> Stated task:
In the entries below, identify every line with the string "center" and copy it.

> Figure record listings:
<<<<

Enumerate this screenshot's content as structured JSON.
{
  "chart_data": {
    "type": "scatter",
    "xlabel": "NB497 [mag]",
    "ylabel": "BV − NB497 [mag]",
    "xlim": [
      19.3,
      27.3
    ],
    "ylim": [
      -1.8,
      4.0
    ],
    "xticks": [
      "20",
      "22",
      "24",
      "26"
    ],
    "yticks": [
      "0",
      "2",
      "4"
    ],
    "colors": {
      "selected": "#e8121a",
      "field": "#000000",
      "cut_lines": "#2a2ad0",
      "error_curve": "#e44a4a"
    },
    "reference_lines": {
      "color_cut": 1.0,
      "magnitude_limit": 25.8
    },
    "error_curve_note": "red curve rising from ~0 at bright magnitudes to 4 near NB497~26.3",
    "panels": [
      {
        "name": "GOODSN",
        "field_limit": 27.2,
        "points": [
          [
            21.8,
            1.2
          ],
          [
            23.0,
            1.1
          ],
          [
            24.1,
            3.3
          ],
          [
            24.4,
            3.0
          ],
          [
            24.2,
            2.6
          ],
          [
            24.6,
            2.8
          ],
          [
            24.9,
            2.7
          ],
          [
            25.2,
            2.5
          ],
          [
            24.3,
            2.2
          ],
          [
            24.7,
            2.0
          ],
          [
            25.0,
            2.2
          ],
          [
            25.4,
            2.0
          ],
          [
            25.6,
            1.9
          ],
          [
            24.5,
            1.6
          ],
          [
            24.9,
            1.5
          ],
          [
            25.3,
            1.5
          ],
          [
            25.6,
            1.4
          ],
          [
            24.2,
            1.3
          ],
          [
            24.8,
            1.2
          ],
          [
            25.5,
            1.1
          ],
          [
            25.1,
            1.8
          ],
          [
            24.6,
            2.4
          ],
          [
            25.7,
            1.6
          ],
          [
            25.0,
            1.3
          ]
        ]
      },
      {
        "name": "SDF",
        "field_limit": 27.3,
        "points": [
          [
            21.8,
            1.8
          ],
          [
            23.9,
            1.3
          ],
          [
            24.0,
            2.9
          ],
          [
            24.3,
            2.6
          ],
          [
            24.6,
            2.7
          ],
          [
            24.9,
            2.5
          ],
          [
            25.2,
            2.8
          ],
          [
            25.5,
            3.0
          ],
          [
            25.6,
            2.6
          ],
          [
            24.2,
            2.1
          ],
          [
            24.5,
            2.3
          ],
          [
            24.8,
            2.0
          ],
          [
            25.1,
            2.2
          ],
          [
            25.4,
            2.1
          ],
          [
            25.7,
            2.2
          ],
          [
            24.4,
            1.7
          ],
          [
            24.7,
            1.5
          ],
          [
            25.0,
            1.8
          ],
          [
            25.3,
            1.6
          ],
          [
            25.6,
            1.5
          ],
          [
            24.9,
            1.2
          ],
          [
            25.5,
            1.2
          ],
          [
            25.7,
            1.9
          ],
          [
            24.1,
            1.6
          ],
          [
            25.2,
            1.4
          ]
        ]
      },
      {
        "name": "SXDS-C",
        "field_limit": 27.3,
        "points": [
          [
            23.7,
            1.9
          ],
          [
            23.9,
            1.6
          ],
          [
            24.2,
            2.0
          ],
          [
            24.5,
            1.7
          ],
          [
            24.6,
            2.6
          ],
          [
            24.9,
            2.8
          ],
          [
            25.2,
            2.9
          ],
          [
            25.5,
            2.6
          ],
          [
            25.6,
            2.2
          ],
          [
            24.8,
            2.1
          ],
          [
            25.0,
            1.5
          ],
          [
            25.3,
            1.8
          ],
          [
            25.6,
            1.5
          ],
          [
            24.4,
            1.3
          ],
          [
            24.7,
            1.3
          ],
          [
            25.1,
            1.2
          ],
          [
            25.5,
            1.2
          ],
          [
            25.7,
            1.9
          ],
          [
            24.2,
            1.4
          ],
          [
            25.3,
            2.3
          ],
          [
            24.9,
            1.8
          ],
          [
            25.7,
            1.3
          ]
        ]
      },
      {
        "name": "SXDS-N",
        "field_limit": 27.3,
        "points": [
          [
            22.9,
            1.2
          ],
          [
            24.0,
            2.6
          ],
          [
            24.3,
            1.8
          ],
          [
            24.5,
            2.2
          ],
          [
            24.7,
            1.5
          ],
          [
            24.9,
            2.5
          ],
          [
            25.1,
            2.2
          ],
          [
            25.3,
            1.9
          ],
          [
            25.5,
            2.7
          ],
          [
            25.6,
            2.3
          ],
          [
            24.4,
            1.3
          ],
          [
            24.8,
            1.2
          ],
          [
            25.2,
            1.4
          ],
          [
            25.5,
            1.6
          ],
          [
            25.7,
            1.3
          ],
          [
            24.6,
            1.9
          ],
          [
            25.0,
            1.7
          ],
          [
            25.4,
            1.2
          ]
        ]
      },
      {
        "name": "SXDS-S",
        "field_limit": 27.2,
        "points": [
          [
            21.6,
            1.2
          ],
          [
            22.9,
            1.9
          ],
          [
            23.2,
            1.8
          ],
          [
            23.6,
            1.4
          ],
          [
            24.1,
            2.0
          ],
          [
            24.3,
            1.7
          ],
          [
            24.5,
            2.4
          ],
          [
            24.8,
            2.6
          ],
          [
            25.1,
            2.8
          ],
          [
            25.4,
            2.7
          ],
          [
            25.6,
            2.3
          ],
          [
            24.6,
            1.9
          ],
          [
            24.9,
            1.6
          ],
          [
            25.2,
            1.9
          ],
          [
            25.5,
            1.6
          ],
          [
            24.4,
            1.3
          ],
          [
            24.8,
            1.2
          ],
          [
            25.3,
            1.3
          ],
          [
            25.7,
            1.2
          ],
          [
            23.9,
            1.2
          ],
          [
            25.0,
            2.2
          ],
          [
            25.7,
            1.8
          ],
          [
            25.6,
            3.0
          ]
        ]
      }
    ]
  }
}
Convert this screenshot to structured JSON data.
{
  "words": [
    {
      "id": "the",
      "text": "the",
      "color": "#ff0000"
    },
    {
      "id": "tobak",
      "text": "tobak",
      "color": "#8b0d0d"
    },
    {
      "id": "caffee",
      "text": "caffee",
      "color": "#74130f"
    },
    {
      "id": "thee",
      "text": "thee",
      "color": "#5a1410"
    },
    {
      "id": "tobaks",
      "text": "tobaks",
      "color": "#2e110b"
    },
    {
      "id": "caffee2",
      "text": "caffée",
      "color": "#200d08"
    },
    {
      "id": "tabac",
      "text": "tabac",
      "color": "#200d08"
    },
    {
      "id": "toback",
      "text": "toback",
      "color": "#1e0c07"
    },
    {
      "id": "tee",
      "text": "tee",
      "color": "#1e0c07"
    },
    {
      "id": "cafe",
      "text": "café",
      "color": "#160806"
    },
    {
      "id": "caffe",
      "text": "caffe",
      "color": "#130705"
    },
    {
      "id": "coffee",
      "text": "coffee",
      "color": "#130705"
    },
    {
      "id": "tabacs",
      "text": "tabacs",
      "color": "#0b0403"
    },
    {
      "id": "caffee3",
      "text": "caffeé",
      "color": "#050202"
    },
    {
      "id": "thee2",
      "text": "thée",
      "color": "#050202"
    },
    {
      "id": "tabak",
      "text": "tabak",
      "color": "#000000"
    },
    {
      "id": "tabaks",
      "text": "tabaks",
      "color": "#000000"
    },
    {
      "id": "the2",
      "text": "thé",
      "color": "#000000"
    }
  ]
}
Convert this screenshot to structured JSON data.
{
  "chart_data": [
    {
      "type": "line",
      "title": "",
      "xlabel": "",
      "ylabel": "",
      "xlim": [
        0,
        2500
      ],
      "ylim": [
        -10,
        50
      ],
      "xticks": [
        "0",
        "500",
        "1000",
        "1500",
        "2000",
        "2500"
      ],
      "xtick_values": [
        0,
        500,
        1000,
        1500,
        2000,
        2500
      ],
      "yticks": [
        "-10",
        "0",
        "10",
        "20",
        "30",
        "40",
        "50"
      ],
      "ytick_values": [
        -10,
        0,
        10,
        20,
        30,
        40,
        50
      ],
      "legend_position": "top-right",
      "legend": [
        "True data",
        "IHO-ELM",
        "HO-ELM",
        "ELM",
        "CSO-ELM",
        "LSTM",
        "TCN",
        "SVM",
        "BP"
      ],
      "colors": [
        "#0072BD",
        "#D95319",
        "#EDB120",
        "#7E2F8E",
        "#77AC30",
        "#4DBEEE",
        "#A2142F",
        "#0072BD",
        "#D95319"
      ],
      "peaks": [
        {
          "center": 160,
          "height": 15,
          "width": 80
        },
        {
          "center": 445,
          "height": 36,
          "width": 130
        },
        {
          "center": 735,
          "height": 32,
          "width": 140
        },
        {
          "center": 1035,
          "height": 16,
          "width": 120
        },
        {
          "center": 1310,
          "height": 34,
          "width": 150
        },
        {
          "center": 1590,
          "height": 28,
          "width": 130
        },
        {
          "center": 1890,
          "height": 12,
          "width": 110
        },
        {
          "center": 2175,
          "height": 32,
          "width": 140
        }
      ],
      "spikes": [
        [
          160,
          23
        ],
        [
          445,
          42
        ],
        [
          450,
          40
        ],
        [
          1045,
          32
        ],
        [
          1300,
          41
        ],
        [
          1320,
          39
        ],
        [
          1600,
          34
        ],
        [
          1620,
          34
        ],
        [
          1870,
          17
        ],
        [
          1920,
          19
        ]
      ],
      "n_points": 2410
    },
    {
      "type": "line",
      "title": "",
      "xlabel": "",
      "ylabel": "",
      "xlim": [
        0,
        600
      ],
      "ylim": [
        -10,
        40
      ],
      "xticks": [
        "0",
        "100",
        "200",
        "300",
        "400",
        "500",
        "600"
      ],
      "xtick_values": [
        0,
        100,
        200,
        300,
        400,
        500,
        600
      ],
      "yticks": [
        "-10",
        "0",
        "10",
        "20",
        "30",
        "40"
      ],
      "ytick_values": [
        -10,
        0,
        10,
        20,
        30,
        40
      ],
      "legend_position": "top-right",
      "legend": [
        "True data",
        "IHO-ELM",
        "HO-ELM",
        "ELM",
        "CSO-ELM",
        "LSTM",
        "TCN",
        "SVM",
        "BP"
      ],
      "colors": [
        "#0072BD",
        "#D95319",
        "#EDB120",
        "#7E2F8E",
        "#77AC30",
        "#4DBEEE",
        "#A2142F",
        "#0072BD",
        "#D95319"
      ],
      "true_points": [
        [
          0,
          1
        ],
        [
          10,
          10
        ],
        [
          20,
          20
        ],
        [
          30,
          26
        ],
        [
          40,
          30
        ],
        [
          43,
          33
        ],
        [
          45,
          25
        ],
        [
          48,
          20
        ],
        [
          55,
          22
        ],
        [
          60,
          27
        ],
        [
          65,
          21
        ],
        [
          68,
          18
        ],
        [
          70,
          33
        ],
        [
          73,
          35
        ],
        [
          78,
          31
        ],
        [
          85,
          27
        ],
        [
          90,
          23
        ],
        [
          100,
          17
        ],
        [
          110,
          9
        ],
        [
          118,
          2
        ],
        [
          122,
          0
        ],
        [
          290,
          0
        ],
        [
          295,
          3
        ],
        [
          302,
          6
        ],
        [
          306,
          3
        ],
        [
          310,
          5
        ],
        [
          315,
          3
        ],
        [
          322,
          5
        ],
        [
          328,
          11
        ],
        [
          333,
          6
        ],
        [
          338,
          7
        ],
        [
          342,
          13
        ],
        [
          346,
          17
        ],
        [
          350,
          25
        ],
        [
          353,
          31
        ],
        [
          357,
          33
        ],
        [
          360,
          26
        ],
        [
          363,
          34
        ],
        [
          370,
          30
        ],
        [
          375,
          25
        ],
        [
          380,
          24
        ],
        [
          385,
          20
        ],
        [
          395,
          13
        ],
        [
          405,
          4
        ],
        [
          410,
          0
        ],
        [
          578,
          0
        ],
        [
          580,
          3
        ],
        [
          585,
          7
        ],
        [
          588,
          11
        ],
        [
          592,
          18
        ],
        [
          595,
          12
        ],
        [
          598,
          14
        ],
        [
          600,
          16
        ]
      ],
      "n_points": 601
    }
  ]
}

>>>>

> Exercise response:
          "center": 160,
          "center": 445,
          "center": 735,
          "center": 1035,
          "center": 1310,
          "center": 1590,
          "center": 1890,
          "center": 2175,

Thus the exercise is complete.